● TEXTO DE LECTURA:
---+---
La muerte ronda por todos lados y Cajeme, lógicamente, no se escapa de la mano de la huesuda. Es más, la muerte parece amar nuestra tierra tanto que aquí y allá se la lleva blandiendo su guadaña sin descanso alguno, mientras aquí estamos sin que nadie sepa ni cómo ni cuándo, pero a todos nos va tocar. Es este el destino que todos habremos de compartir: ricos, pobres, buenos, malos, hombres, mujeres, niños y ancianos; todos habremos de coincidir, al menos por primera vez, en algo. Es en este acontecimiento en donde todas y cada una de las existencias terminan, pero esto no es nada nuevo, lo sabemos desde hace cientos de miles de años, pero aun así, la muerte sigue siendo ese gran acertijo que habita en la mente de las personas y nublando de miedo la razón.
---+---
● LÍNEAS MOSTRADAS:

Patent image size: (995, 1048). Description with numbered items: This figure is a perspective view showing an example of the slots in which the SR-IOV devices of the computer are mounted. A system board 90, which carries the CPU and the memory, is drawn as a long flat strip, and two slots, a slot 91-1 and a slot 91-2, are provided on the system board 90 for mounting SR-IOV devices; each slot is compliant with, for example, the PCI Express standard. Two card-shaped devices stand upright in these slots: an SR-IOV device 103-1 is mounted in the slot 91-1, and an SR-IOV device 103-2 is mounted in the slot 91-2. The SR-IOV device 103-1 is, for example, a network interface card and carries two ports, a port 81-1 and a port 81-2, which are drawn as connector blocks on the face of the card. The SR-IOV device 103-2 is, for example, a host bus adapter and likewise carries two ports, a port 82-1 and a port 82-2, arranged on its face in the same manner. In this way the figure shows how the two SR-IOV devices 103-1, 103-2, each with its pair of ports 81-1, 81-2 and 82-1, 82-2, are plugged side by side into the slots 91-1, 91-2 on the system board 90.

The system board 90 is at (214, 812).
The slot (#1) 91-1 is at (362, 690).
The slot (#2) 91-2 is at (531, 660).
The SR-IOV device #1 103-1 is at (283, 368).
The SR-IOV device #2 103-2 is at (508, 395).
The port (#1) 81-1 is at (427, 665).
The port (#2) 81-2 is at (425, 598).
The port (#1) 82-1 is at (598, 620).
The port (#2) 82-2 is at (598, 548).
---+---
● OBJETIVO DEL EJERCICIO:
Continúe el texto sobre la muerte en Cajeme a partir de su última oración. Las líneas no hacen falta para resolver el ejercicio.

● RESPUESTA:
Hay quienes se ríen de la muerte, en cambio hay quienes preferirían no haber nacido para no tener que morir. “Es que, al morir, se siente uno tan solo que da miedo nomás de pensarlo, dice la Rosa. Y si por mis pecados me habrán de juzgar el día que fenezca, pues mejor me voy a rezar antes de que me encuentre la Parca, dice el Juan”, y corren y corren como almas que lleva el Diablo tratando de escapar, olvidando que podemos correr pero que no nos podemos esconder.

…Y fue en un abrir y cerrar de ojos, de tan rápido que ni cuenta me di, que pasó mi vida, y ahora llegó mi hora de morir, justo cuando sentí que empezaba a vivir, pensarán otros.

La muerte, esa desangelada calaca que vive (¡Oh paradoja!), de apagar chispas divinas de los antes vivos. Que nutre sus entrañas con las médulas de los que una vez le sonrieron. Que arranca de golpe la vena que nutre al corazón y seca en lágrimas el agua de los cuerpos. Es la muerte que nos visita, la visita menos esperada y la más mal bienvenida. Es ella que se escabulle entre los patios de las casas, entre las camas de los hospitales, entre las manos de los amantes, entre los días y las noches; simplemente entre todas partes, blandiendo su hoz afilada y su sonrisa amarilla que nos deja sin aliento.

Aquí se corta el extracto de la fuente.